## [Problem details]
Copy out each line of the material below with no changes.

Figure record extracts:
________

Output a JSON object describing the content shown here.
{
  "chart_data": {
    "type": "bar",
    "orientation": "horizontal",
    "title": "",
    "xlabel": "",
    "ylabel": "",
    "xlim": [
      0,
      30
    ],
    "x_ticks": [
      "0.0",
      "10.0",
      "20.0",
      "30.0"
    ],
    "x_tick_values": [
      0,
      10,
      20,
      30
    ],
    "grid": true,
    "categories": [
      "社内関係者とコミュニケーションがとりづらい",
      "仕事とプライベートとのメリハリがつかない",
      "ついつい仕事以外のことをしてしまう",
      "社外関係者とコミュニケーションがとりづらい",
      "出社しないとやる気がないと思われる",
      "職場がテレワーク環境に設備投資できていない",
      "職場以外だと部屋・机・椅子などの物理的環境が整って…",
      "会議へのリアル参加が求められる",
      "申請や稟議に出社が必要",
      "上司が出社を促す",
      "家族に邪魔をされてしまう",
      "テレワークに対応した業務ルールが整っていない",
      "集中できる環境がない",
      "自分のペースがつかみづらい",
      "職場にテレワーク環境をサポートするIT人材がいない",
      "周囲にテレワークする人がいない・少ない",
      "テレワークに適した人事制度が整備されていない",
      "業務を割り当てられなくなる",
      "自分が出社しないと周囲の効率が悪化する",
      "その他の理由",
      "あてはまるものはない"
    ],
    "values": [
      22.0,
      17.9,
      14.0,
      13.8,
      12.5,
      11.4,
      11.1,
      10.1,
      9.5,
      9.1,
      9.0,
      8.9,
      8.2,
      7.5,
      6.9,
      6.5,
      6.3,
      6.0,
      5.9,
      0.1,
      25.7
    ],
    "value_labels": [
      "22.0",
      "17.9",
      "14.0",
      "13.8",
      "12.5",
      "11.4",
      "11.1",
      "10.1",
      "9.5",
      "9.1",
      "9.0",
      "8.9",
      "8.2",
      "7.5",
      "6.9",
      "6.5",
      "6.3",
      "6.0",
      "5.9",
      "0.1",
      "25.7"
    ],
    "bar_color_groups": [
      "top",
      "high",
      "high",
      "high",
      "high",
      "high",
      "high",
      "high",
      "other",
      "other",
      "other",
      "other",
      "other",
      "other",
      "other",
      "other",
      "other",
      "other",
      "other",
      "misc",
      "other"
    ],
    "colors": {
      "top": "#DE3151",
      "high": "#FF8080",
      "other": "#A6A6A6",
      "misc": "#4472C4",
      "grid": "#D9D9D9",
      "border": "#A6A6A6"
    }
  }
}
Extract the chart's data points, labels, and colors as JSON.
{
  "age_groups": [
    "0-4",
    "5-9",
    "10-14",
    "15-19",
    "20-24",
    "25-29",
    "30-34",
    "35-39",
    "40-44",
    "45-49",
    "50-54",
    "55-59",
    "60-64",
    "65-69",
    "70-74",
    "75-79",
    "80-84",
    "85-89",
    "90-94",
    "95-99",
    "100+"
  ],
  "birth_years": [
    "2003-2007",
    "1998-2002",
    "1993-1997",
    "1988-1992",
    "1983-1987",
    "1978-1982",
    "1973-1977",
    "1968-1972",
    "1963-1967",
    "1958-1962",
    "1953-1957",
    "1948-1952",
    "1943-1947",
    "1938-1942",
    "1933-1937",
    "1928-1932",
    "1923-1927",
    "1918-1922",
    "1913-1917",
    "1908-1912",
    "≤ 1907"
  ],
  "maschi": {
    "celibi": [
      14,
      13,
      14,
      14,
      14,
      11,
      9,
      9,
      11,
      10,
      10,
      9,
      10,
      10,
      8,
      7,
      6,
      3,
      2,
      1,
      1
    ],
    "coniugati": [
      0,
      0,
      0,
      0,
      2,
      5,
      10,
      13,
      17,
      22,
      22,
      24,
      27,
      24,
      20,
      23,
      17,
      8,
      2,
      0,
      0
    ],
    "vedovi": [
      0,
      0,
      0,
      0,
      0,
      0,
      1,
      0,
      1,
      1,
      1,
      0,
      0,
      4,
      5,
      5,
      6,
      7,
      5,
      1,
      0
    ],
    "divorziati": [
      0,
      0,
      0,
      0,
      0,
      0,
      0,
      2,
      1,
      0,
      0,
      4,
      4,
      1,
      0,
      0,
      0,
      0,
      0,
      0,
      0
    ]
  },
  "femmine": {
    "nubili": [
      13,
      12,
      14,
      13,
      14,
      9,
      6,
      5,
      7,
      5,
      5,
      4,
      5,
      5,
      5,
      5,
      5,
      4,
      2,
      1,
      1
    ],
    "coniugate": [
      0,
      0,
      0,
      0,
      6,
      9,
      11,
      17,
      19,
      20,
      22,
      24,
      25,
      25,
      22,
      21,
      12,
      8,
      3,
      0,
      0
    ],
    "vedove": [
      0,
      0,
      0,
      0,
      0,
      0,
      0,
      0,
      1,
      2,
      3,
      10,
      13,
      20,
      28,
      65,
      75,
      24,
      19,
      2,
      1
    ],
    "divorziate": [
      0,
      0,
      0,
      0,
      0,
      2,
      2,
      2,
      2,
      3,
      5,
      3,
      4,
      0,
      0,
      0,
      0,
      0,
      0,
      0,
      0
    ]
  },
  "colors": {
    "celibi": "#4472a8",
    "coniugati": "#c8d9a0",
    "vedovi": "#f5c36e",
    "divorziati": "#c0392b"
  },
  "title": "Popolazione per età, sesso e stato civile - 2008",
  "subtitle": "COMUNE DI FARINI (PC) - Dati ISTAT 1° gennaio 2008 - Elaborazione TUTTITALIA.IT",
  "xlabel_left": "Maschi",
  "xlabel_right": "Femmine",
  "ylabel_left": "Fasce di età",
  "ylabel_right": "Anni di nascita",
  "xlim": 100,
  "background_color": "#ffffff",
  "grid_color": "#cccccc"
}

________

## [Result of the task]
Output a JSON object describing the content shown here.
{
  "chart_data": {
    "type": "bar",
    "orientation": "horizontal",
    "title": "",
    "xlabel": "",
    "ylabel": "",
    "xlim": [
      0,
      30
    ],
    "x_ticks": [
      "0.0",
      "10.0",
      "20.0",
      "30.0"
    ],
    "x_tick_values": [
      0,
      10,
      20,
      30
    ],
    "grid": true,
    "categories": [
      "社内関係者とコミュニケーションがとりづらい",
      "仕事とプライベートとのメリハリがつかない",
      "ついつい仕事以外のことをしてしまう",
      "社外関係者とコミュニケーションがとりづらい",
      "出社しないとやる気がないと思われる",
      "職場がテレワーク環境に設備投資できていない",
      "職場以外だと部屋・机・椅子などの物理的環境が整って…",
      "会議へのリアル参加が求められる",
      "申請や稟議に出社が必要",
      "上司が出社を促す",
      "家族に邪魔をされてしまう",
      "テレワークに対応した業務ルールが整っていない",
      "集中できる環境がない",
      "自分のペースがつかみづらい",
      "職場にテレワーク環境をサポートするIT人材がいない",
      "周囲にテレワークする人がいない・少ない",
      "テレワークに適した人事制度が整備されていない",
      "業務を割り当てられなくなる",
      "自分が出社しないと周囲の効率が悪化する",
      "その他の理由",
      "あてはまるものはない"
    ],
    "values": [
      22.0,
      17.9,
      14.0,
      13.8,
      12.5,
      11.4,
      11.1,
      10.1,
      9.5,
      9.1,
      9.0,
      8.9,
      8.2,
      7.5,
      6.9,
      6.5,
      6.3,
      6.0,
      5.9,
      0.1,
      25.7
    ],
    "value_labels": [
      "22.0",
      "17.9",
      "14.0",
      "13.8",
      "12.5",
      "11.4",
      "11.1",
      "10.1",
      "9.5",
      "9.1",
      "9.0",
      "8.9",
      "8.2",
      "7.5",
      "6.9",
      "6.5",
      "6.3",
      "6.0",
      "5.9",
      "0.1",
      "25.7"
    ],
    "bar_color_groups": [
      "top",
      "high",
      "high",
      "high",
      "high",
      "high",
      "high",
      "high",
      "other",
      "other",
      "other",
      "other",
      "other",
      "other",
      "other",
      "other",
      "other",
      "other",
      "other",
      "misc",
      "other"
    ],
    "colors": {
      "top": "#DE3151",
      "high": "#FF8080",
      "other": "#A6A6A6",
      "misc": "#4472C4",
      "grid": "#D9D9D9",
      "border": "#A6A6A6"
    }
  }
}
Extract the chart's data points, labels, and colors as JSON.
{
  "age_groups": [
    "0-4",
    "5-9",
    "10-14",
    "15-19",
    "20-24",
    "25-29",
    "30-34",
    "35-39",
    "40-44",
    "45-49",
    "50-54",
    "55-59",
    "60-64",
    "65-69",
    "70-74",
    "75-79",
    "80-84",
    "85-89",
    "90-94",
    "95-99",
    "100+"
  ],
  "birth_years": [
    "2003-2007",
    "1998-2002",
    "1993-1997",
    "1988-1992",
    "1983-1987",
    "1978-1982",
    "1973-1977",
    "1968-1972",
    "1963-1967",
    "1958-1962",
    "1953-1957",
    "1948-1952",
    "1943-1947",
    "1938-1942",
    "1933-1937",
    "1928-1932",
    "1923-1927",
    "1918-1922",
    "1913-1917",
    "1908-1912",
    "≤ 1907"
  ],
  "maschi": {
    "celibi": [
      14,
      13,
      14,
      14,
      14,
      11,
      9,
      9,
      11,
      10,
      10,
      9,
      10,
      10,
      8,
      7,
      6,
      3,
      2,
      1,
      1
    ],
    "coniugati": [
      0,
      0,
      0,
      0,
      2,
      5,
      10,
      13,
      17,
      22,
      22,
      24,
      27,
      24,
      20,
      23,
      17,
      8,
      2,
      0,
      0
    ],
    "vedovi": [
      0,
      0,
      0,
      0,
      0,
      0,
      1,
      0,
      1,
      1,
      1,
      0,
      0,
      4,
      5,
      5,
      6,
      7,
      5,
      1,
      0
    ],
    "divorziati": [
      0,
      0,
      0,
      0,
      0,
      0,
      0,
      2,
      1,
      0,
      0,
      4,
      4,
      1,
      0,
      0,
      0,
      0,
      0,
      0,
      0
    ]
  },
  "femmine": {
    "nubili": [
      13,
      12,
      14,
      13,
      14,
      9,
      6,
      5,
      7,
      5,
      5,
      4,
      5,
      5,
      5,
      5,
      5,
      4,
      2,
      1,
      1
    ],
    "coniugate": [
      0,
      0,
      0,
      0,
      6,
      9,
      11,
      17,
      19,
      20,
      22,
      24,
      25,
      25,
      22,
      21,
      12,
      8,
      3,
      0,
      0
    ],
    "vedove": [
      0,
      0,
      0,
      0,
      0,
      0,
      0,
      0,
      1,
      2,
      3,
      10,
      13,
      20,
      28,
      65,
      75,
      24,
      19,
      2,
      1
    ],
    "divorziate": [
      0,
      0,
      0,
      0,
      0,
      2,
      2,
      2,
      2,
      3,
      5,
      3,
      4,
      0,
      0,
      0,
      0,
      0,
      0,
      0,
      0
    ]
  },
  "colors": {
    "celibi": "#4472a8",
    "coniugati": "#c8d9a0",
    "vedovi": "#f5c36e",
    "divorziati": "#c0392b"
  },
  "title": "Popolazione per età, sesso e stato civile - 2008",
  "subtitle": "COMUNE DI FARINI (PC) - Dati ISTAT 1° gennaio 2008 - Elaborazione TUTTITALIA.IT",
  "xlabel_left": "Maschi",
  "xlabel_right": "Femmine",
  "ylabel_left": "Fasce di età",
  "ylabel_right": "Anni di nascita",
  "xlim": 100,
  "background_color": "#ffffff",
  "grid_color": "#cccccc"
}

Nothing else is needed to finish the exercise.